[Start Source records]

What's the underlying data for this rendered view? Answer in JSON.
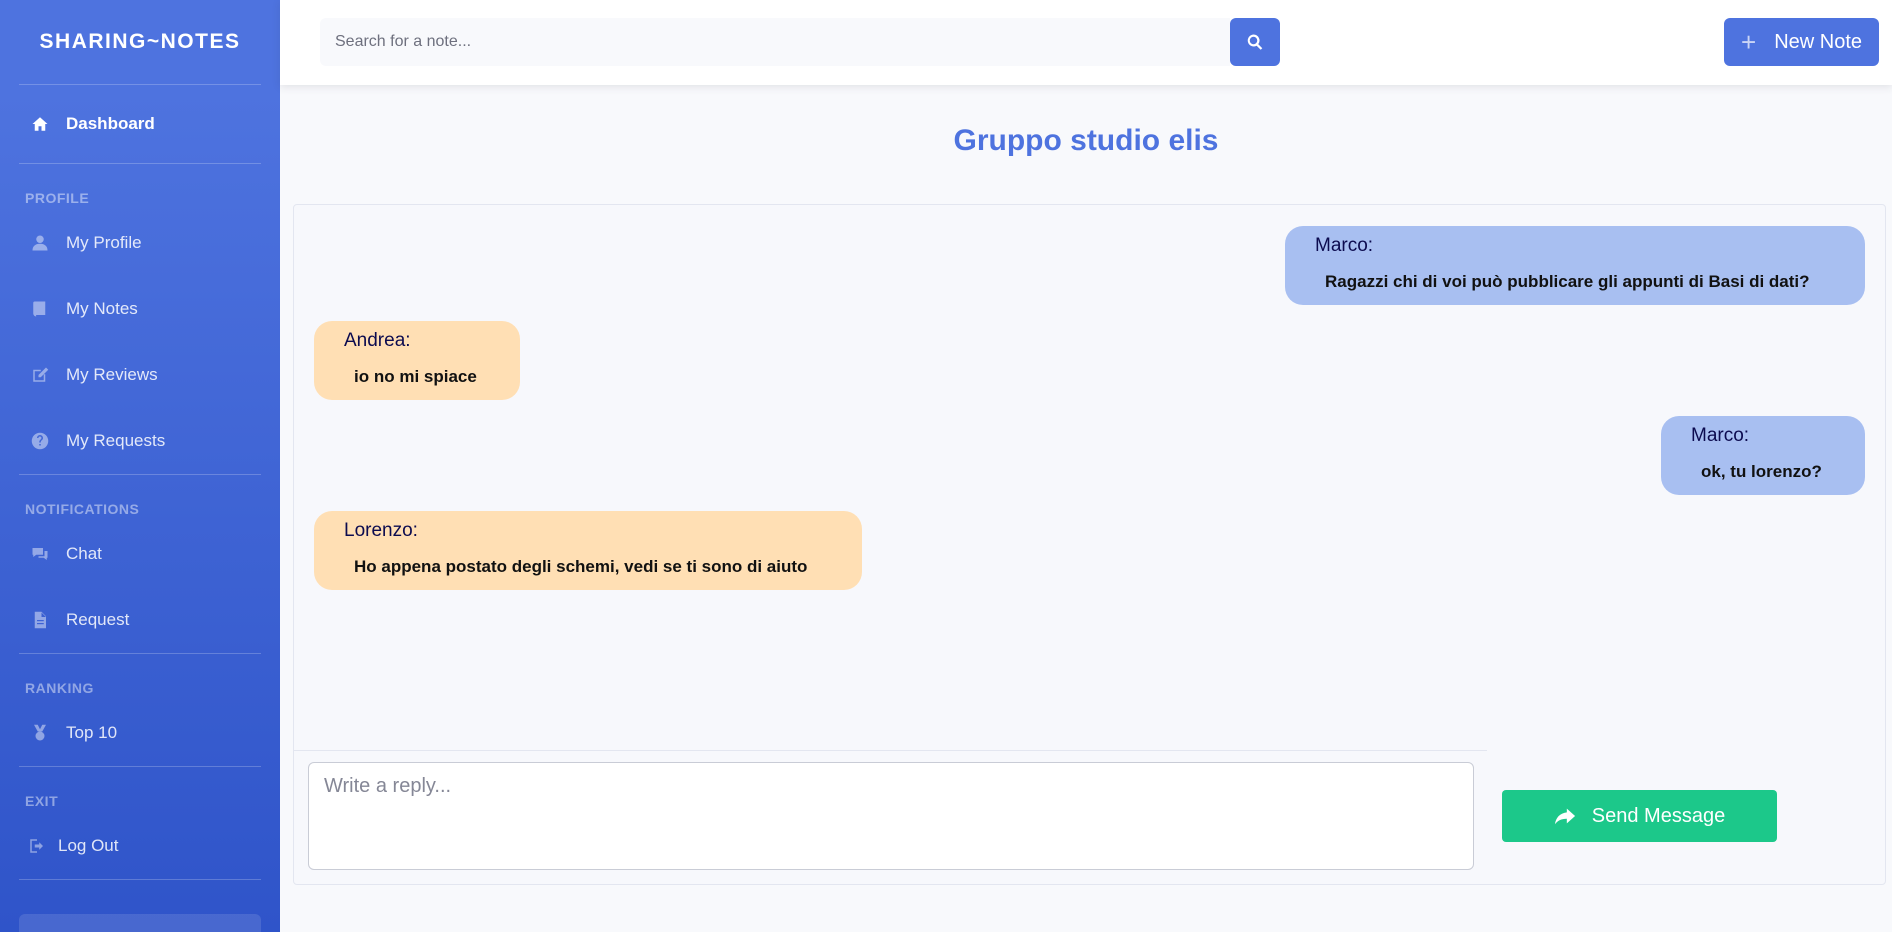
{
  "brand": "SHARING~NOTES",
  "sidebar": {
    "dashboard": {
      "label": "Dashboard",
      "icon": "home-icon"
    },
    "sections": [
      {
        "heading": "PROFILE",
        "items": [
          {
            "label": "My Profile",
            "icon": "user-icon"
          },
          {
            "label": "My Notes",
            "icon": "book-icon"
          },
          {
            "label": "My Reviews",
            "icon": "edit-icon"
          },
          {
            "label": "My Requests",
            "icon": "question-circle-icon"
          }
        ]
      },
      {
        "heading": "NOTIFICATIONS",
        "items": [
          {
            "label": "Chat",
            "icon": "comments-icon"
          },
          {
            "label": "Request",
            "icon": "file-icon"
          }
        ]
      },
      {
        "heading": "RANKING",
        "items": [
          {
            "label": "Top 10",
            "icon": "medal-icon"
          }
        ]
      },
      {
        "heading": "EXIT",
        "items": [
          {
            "label": "Log Out",
            "icon": "sign-out-icon"
          }
        ]
      }
    ]
  },
  "topbar": {
    "search_placeholder": "Search for a note...",
    "new_note_label": "New Note"
  },
  "chat": {
    "title": "Gruppo studio elis",
    "messages": [
      {
        "author": "Marco:",
        "text": "Ragazzi chi di voi può pubblicare gli appunti di Basi di dati?",
        "side": "right"
      },
      {
        "author": "Andrea:",
        "text": "io no mi spiace",
        "side": "left"
      },
      {
        "author": "Marco:",
        "text": "ok, tu lorenzo?",
        "side": "right"
      },
      {
        "author": "Lorenzo:",
        "text": "Ho appena postato degli schemi, vedi se ti sono di aiuto",
        "side": "left"
      }
    ],
    "reply_placeholder": "Write a reply...",
    "send_label": "Send Message"
  },
  "colors": {
    "primary": "#4e73df",
    "success": "#1cc88a",
    "bubble_mine": "#a8bff1",
    "bubble_theirs": "#ffdfb4"
  }
}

[End Source records]

• What to work on
Pictures in the records must not appear in the copy; transcribe everything else precisely.

• Result of this task
What's the underlying data for this rendered view? Answer in JSON.
{
  "brand": "SHARING~NOTES",
  "sidebar": {
    "dashboard": {
      "label": "Dashboard",
      "icon": "home-icon"
    },
    "sections": [
      {
        "heading": "PROFILE",
        "items": [
          {
            "label": "My Profile",
            "icon": "user-icon"
          },
          {
            "label": "My Notes",
            "icon": "book-icon"
          },
          {
            "label": "My Reviews",
            "icon": "edit-icon"
          },
          {
            "label": "My Requests",
            "icon": "question-circle-icon"
          }
        ]
      },
      {
        "heading": "NOTIFICATIONS",
        "items": [
          {
            "label": "Chat",
            "icon": "comments-icon"
          },
          {
            "label": "Request",
            "icon": "file-icon"
          }
        ]
      },
      {
        "heading": "RANKING",
        "items": [
          {
            "label": "Top 10",
            "icon": "medal-icon"
          }
        ]
      },
      {
        "heading": "EXIT",
        "items": [
          {
            "label": "Log Out",
            "icon": "sign-out-icon"
          }
        ]
      }
    ]
  },
  "topbar": {
    "search_placeholder": "Search for a note...",
    "new_note_label": "New Note"
  },
  "chat": {
    "title": "Gruppo studio elis",
    "messages": [
      {
        "author": "Marco:",
        "text": "Ragazzi chi di voi può pubblicare gli appunti di Basi di dati?",
        "side": "right"
      },
      {
        "author": "Andrea:",
        "text": "io no mi spiace",
        "side": "left"
      },
      {
        "author": "Marco:",
        "text": "ok, tu lorenzo?",
        "side": "right"
      },
      {
        "author": "Lorenzo:",
        "text": "Ho appena postato degli schemi, vedi se ti sono di aiuto",
        "side": "left"
      }
    ],
    "reply_placeholder": "Write a reply...",
    "send_label": "Send Message"
  },
  "colors": {
    "primary": "#4e73df",
    "success": "#1cc88a",
    "bubble_mine": "#a8bff1",
    "bubble_theirs": "#ffdfb4"
  }
}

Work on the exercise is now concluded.